▶ **What the task asks**:
Compile every line that includes the word "time".

>>>

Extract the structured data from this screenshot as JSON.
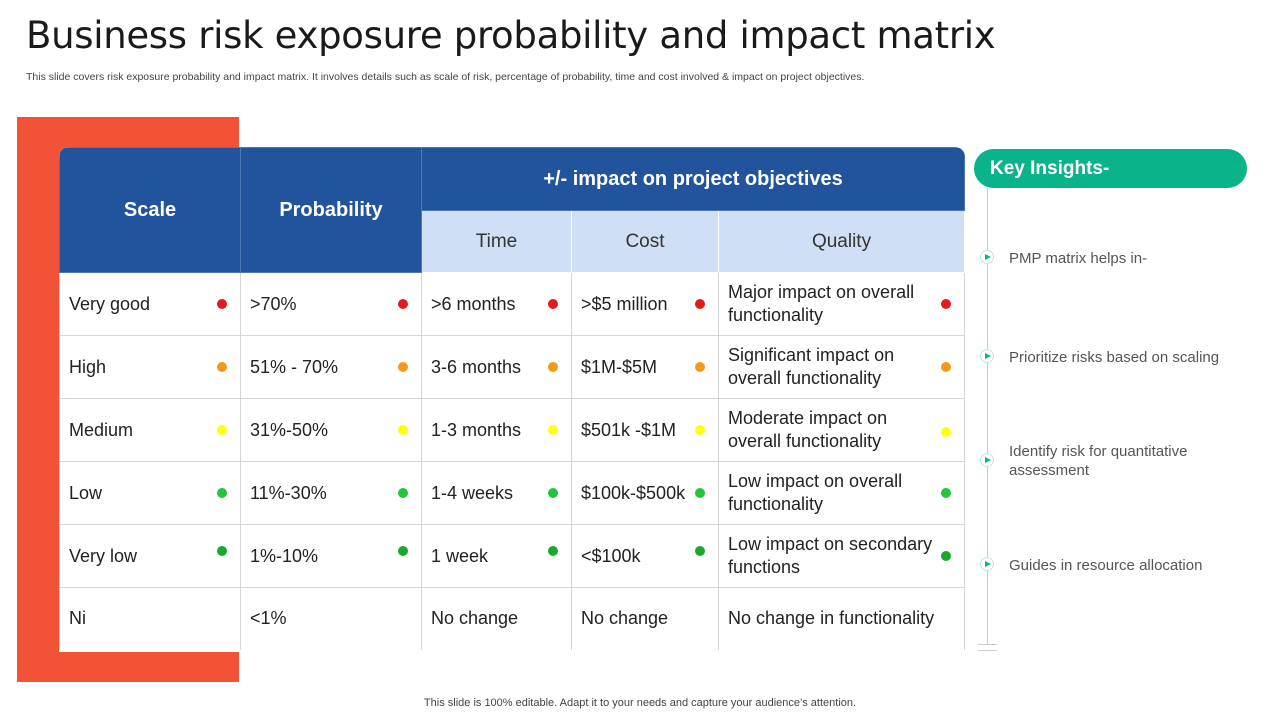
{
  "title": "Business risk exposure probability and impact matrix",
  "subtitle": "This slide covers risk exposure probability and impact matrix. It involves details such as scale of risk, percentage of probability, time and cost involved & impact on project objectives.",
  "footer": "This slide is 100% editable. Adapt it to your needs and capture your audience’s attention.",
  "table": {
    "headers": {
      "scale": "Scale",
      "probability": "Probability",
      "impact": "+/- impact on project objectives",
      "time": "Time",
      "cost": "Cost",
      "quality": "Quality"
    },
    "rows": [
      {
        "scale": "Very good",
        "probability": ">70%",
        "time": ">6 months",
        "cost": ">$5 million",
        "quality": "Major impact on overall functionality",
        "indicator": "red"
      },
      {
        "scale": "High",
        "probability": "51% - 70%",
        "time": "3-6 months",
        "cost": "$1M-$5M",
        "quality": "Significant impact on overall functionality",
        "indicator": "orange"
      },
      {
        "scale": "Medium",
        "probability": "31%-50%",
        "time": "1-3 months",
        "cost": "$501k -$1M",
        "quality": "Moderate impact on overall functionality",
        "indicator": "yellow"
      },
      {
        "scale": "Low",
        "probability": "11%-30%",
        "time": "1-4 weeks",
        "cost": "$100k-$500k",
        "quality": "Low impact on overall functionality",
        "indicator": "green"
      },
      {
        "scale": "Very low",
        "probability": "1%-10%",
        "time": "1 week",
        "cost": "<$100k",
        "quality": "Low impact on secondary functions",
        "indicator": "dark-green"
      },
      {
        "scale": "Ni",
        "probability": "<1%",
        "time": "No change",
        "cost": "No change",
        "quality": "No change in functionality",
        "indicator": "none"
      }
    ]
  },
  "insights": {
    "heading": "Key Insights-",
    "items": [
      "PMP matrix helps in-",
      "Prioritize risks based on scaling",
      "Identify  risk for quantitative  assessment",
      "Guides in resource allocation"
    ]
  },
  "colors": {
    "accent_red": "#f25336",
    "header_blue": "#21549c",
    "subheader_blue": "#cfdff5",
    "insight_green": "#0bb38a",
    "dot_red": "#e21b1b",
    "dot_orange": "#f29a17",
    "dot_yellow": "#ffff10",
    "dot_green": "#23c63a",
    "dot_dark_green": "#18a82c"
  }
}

<<<
>>>

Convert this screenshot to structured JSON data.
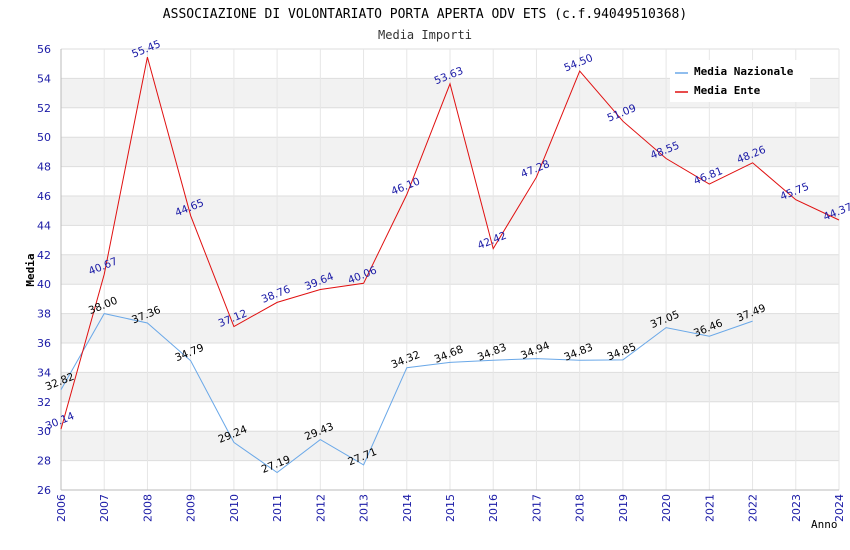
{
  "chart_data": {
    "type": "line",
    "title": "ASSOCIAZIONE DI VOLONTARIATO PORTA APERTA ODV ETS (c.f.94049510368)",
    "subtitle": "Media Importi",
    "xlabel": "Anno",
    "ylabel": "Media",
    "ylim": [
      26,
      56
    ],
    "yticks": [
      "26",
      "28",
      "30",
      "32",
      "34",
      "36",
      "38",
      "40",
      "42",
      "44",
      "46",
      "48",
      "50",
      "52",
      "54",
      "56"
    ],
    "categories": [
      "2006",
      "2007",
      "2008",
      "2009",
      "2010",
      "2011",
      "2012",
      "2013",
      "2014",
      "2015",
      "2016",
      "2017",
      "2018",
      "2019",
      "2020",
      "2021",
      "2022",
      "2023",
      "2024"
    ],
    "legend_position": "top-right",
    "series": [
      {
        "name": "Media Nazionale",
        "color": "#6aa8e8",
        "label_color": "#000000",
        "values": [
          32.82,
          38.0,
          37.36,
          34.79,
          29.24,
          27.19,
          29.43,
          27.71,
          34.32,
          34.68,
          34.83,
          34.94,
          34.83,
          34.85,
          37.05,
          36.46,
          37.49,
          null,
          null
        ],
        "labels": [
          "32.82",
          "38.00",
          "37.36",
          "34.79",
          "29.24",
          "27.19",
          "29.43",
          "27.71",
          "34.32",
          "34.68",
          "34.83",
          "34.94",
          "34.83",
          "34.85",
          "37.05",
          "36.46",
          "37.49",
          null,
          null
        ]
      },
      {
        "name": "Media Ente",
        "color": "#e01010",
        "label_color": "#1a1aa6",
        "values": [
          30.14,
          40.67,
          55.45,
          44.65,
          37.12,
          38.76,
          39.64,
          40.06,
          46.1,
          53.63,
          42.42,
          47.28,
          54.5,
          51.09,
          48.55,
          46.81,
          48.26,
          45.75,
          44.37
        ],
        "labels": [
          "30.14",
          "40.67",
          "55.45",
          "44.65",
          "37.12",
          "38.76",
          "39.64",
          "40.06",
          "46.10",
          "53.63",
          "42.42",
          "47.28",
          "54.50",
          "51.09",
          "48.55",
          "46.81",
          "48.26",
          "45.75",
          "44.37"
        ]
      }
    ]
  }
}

<<<
>>>

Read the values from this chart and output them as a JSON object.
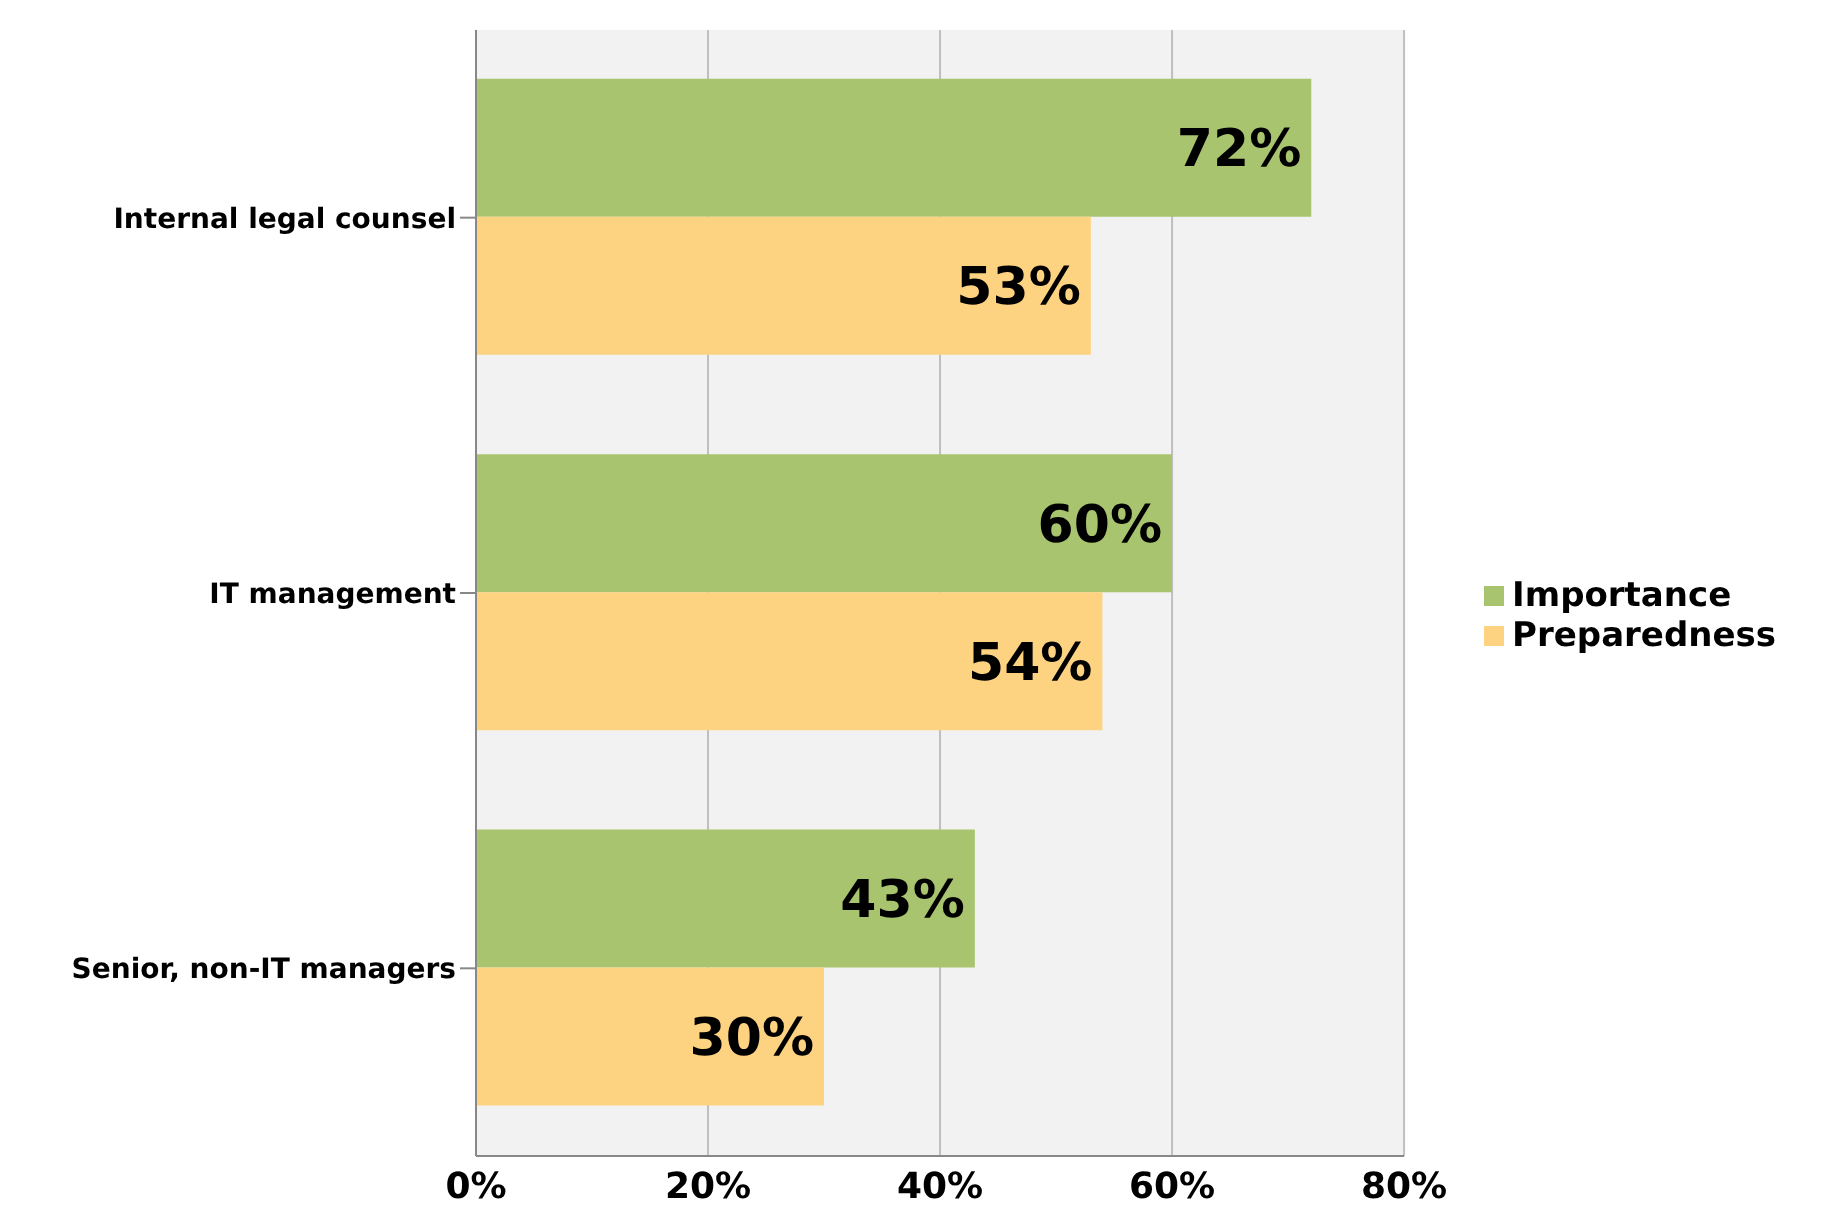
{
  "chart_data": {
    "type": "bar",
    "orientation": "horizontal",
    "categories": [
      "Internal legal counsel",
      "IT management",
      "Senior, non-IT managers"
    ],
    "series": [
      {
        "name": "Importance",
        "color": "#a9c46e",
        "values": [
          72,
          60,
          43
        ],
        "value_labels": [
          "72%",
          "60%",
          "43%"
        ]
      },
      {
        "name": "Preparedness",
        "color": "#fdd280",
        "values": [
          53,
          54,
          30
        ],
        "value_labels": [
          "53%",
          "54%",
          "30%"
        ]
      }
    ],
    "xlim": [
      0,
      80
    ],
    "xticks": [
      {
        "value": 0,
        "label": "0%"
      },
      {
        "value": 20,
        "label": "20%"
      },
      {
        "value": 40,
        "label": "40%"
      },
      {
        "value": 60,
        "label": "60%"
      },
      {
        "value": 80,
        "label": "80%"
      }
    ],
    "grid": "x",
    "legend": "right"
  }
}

<<<

▶ **Finished answer**:
  "subtitle": "This slide covers risk exposure probability and impact matrix. It involves details such as scale of risk, percentage of probability, time and cost involved & impact on project objectives.",
      "time": "Time",
        "time": ">6 months",
        "time": "3-6 months",
        "time": "1-3 months",
        "time": "1-4 weeks",
        "time": "1 week",
        "time": "No change",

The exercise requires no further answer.